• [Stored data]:

* Start *

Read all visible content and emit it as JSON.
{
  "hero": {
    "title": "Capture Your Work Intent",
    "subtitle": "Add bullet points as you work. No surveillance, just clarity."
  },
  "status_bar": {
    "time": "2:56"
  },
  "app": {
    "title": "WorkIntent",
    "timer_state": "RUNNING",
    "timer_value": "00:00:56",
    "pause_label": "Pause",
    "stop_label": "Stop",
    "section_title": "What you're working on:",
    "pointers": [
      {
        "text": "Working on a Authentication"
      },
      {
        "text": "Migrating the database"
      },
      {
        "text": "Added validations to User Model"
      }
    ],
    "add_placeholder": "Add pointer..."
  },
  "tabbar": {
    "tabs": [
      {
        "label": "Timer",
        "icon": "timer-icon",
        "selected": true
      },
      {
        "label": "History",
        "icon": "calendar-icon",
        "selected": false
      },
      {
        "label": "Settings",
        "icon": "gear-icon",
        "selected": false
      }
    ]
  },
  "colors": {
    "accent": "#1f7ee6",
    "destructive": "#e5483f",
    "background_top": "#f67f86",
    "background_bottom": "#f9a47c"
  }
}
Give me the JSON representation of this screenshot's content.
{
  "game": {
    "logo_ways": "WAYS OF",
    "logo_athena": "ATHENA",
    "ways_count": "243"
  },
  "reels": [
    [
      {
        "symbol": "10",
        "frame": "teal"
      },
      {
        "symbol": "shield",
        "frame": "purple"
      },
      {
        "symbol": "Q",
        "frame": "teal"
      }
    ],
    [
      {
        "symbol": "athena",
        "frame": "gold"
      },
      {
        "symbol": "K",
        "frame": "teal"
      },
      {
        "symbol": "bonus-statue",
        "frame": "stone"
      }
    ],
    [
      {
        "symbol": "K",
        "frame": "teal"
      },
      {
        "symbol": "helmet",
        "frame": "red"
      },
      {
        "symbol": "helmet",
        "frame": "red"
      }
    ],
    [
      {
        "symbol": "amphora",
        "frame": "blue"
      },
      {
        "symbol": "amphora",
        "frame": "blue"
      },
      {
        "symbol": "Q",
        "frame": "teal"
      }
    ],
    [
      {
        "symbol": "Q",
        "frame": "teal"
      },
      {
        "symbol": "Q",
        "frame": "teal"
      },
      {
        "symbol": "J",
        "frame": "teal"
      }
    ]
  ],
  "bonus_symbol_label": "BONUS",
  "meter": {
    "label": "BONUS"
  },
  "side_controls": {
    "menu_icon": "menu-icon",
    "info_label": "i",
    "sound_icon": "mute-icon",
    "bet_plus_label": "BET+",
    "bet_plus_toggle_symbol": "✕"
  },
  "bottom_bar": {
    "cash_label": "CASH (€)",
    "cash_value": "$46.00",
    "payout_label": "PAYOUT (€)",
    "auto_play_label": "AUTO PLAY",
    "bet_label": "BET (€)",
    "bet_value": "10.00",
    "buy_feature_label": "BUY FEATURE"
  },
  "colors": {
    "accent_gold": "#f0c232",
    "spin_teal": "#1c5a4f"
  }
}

* End *

• [Brief]: In the records above, find each line holding "icon" and copy it.

• [Answer to this problem]:
        "icon": "timer-icon",
        "icon": "calendar-icon",
        "icon": "gear-icon",
    "menu_icon": "menu-icon",
    "sound_icon": "mute-icon",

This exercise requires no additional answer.